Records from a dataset
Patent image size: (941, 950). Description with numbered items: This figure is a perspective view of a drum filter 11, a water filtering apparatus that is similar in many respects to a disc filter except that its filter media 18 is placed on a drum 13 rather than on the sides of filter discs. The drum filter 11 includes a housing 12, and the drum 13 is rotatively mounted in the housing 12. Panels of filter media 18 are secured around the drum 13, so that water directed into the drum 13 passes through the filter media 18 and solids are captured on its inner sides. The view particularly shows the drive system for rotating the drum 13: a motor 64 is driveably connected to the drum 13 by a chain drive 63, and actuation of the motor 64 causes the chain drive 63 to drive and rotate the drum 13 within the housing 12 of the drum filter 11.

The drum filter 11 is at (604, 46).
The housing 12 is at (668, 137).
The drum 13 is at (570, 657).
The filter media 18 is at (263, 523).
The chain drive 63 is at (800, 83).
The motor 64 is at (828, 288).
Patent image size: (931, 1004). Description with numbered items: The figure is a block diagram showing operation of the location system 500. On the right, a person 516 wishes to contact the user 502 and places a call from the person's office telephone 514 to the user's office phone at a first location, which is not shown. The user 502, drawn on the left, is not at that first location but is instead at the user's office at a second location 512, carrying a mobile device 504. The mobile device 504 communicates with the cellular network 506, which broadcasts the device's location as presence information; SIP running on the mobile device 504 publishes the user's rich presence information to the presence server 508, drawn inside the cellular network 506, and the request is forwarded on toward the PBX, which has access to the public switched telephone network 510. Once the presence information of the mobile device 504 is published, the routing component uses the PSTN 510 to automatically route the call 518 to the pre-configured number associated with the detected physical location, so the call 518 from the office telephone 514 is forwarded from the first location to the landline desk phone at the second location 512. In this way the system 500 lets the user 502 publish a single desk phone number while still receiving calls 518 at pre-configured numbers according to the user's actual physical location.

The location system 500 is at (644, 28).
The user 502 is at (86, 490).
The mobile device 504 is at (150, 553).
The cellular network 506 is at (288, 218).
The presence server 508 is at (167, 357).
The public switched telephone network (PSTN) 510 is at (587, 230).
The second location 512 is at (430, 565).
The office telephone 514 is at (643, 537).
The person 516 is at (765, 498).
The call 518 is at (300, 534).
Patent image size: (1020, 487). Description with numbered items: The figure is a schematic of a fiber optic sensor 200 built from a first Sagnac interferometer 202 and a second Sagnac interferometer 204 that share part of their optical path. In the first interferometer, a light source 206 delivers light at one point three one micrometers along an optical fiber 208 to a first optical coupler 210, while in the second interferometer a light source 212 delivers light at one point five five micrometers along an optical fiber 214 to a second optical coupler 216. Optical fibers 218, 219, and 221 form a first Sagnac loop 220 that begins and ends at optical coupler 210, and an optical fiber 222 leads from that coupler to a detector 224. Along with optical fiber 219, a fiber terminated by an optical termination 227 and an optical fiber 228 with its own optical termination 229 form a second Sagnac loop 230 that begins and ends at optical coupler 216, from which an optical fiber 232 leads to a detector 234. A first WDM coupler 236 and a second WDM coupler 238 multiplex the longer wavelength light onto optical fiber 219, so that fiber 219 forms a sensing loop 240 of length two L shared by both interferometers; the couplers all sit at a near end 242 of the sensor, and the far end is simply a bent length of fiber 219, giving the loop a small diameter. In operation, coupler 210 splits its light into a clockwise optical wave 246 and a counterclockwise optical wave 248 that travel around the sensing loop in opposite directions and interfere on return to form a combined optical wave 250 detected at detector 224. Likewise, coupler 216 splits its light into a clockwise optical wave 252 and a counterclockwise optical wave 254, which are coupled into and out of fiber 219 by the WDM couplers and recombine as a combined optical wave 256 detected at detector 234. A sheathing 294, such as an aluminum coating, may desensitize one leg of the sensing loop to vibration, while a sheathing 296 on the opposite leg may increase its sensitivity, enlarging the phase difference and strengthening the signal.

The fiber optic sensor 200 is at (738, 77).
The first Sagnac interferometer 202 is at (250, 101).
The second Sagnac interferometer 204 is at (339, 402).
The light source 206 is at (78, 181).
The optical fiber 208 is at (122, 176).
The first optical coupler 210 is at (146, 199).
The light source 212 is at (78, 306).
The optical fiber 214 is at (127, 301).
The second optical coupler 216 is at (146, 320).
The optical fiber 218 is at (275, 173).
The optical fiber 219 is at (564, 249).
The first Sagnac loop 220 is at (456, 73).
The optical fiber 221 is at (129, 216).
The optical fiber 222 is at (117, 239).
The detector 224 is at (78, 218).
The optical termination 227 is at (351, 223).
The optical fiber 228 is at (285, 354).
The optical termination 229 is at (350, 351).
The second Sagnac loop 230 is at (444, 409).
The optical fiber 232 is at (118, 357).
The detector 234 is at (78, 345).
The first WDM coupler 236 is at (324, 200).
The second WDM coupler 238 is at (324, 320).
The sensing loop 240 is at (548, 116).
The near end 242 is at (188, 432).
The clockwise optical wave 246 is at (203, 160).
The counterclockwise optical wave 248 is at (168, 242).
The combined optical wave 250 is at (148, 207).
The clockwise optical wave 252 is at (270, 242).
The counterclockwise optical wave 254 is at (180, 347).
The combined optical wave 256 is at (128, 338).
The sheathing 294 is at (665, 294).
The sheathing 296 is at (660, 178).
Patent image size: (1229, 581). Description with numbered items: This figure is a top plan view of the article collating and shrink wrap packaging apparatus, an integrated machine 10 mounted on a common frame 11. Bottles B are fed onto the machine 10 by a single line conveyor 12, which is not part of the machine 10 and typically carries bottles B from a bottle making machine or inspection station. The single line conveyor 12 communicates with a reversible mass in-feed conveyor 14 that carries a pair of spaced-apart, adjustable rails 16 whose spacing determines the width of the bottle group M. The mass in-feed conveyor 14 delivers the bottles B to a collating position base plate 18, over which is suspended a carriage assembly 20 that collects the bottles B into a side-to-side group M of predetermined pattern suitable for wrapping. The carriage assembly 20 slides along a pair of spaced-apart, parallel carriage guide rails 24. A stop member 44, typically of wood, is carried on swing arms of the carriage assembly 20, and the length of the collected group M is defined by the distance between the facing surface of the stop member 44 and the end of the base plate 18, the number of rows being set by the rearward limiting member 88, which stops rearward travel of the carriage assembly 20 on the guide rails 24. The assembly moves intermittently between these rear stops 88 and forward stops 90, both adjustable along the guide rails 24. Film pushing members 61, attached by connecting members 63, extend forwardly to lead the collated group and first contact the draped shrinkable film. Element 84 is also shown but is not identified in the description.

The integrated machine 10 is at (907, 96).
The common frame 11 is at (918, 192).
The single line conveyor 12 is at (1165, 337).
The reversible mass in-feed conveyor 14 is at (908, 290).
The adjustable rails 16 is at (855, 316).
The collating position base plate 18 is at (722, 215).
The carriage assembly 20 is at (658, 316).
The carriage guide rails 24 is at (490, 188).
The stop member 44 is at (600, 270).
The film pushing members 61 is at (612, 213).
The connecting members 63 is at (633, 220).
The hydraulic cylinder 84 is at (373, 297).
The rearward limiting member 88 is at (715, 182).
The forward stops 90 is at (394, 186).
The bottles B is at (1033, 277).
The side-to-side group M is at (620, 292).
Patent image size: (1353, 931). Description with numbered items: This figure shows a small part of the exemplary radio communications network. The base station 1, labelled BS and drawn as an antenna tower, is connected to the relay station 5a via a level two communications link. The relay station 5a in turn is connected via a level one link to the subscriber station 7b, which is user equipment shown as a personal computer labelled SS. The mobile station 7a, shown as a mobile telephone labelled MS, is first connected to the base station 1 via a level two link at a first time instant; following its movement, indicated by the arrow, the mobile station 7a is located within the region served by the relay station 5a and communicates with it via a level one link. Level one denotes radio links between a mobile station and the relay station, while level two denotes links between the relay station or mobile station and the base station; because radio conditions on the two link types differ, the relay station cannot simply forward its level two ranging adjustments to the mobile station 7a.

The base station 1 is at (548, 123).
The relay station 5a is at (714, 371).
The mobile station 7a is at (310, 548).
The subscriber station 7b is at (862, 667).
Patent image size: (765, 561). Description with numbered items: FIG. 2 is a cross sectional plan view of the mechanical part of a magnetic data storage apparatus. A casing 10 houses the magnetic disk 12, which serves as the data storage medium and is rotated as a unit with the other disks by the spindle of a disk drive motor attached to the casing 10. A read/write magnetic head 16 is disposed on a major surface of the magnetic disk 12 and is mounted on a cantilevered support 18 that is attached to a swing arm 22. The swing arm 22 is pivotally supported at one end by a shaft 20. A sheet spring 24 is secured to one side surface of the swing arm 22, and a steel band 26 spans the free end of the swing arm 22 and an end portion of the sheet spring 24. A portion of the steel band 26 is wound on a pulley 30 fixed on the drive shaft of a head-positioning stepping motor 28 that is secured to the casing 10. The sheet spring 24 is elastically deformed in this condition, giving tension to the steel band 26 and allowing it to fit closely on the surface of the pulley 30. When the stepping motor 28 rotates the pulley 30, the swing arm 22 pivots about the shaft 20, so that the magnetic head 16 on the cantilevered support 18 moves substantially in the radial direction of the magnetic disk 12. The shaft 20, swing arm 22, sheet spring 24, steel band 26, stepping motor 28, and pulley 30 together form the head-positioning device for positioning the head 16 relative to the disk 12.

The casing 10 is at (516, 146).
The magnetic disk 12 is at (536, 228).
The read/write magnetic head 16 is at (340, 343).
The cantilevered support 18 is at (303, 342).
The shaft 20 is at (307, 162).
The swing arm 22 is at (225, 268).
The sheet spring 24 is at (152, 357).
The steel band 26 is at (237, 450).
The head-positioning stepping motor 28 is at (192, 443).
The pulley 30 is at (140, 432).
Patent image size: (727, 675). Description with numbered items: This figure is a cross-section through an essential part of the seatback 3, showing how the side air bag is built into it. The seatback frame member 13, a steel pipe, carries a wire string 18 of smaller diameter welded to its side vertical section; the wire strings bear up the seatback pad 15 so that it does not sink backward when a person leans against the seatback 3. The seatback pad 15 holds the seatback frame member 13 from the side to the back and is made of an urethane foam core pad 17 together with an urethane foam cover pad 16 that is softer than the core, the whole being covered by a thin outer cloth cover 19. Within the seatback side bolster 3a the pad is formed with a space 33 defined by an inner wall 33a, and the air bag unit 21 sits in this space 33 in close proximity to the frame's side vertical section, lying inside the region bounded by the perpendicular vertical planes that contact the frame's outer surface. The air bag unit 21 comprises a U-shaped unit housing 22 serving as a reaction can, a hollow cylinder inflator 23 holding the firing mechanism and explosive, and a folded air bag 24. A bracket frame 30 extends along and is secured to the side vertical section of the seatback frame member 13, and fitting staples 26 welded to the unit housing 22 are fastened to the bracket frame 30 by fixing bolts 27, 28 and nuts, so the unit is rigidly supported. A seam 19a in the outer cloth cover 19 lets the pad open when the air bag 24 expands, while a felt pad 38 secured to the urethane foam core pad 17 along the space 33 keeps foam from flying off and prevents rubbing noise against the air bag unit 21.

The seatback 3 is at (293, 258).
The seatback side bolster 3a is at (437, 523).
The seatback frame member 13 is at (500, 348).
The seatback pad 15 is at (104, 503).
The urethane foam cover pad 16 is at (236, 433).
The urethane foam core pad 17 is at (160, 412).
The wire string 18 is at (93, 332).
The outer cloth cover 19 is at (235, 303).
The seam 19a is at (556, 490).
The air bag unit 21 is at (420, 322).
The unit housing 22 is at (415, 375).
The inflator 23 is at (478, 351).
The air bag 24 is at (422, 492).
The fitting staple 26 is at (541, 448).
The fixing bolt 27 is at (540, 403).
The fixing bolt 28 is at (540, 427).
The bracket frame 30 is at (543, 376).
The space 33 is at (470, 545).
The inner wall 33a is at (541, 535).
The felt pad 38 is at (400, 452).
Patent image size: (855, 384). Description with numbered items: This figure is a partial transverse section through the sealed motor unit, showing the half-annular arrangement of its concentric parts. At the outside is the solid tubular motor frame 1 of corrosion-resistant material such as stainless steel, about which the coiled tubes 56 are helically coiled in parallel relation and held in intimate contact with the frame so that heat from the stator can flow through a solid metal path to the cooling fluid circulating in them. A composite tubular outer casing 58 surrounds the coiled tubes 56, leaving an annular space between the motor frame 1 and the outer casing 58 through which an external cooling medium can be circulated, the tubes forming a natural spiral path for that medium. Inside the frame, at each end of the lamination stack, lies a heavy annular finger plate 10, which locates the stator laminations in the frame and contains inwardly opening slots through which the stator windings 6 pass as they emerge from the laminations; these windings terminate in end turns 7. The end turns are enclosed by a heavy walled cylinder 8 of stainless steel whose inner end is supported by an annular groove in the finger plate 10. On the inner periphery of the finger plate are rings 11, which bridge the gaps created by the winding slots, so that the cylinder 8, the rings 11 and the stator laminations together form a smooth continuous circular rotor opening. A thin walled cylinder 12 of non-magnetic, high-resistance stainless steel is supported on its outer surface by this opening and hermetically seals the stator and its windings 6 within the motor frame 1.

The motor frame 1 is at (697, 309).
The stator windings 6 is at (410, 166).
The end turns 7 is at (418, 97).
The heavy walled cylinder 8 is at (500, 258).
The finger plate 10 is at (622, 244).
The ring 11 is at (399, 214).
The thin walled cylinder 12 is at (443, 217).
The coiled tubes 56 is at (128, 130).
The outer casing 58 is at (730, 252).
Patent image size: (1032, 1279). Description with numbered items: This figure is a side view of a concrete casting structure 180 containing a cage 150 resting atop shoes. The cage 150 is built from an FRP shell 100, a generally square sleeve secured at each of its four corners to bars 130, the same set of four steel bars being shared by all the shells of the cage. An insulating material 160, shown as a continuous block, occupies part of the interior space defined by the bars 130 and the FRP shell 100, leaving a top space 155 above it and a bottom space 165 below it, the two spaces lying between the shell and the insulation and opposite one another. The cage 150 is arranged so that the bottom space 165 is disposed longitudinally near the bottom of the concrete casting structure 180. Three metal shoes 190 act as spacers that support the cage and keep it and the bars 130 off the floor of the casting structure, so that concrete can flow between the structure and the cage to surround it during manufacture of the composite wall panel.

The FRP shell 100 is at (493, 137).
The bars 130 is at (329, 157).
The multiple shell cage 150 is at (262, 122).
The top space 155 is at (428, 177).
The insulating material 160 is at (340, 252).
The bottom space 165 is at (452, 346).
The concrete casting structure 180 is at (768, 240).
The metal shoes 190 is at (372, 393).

YOUR TASK. Please print the records above verbatim, beginning at the line that contains "Patent image size: (1229, 581)." and stopping after the line that contains "The carriage assembly 20 is at (658, 316).".

THE OUTPUT.
Patent image size: (1229, 581). Description with numbered items: This figure is a top plan view of the article collating and shrink wrap packaging apparatus, an integrated machine 10 mounted on a common frame 11. Bottles B are fed onto the machine 10 by a single line conveyor 12, which is not part of the machine 10 and typically carries bottles B from a bottle making machine or inspection station. The single line conveyor 12 communicates with a reversible mass in-feed conveyor 14 that carries a pair of spaced-apart, adjustable rails 16 whose spacing determines the width of the bottle group M. The mass in-feed conveyor 14 delivers the bottles B to a collating position base plate 18, over which is suspended a carriage assembly 20 that collects the bottles B into a side-to-side group M of predetermined pattern suitable for wrapping. The carriage assembly 20 slides along a pair of spaced-apart, parallel carriage guide rails 24. A stop member 44, typically of wood, is carried on swing arms of the carriage assembly 20, and the length of the collected group M is defined by the distance between the facing surface of the stop member 44 and the end of the base plate 18, the number of rows being set by the rearward limiting member 88, which stops rearward travel of the carriage assembly 20 on the guide rails 24. The assembly moves intermittently between these rear stops 88 and forward stops 90, both adjustable along the guide rails 24. Film pushing members 61, attached by connecting members 63, extend forwardly to lead the collated group and first contact the draped shrinkable film. Element 84 is also shown but is not identified in the description.

The integrated machine 10 is at (907, 96).
The common frame 11 is at (918, 192).
The single line conveyor 12 is at (1165, 337).
The reversible mass in-feed conveyor 14 is at (908, 290).
The adjustable rails 16 is at (855, 316).
The collating position base plate 18 is at (722, 215).
The carriage assembly 20 is at (658, 316).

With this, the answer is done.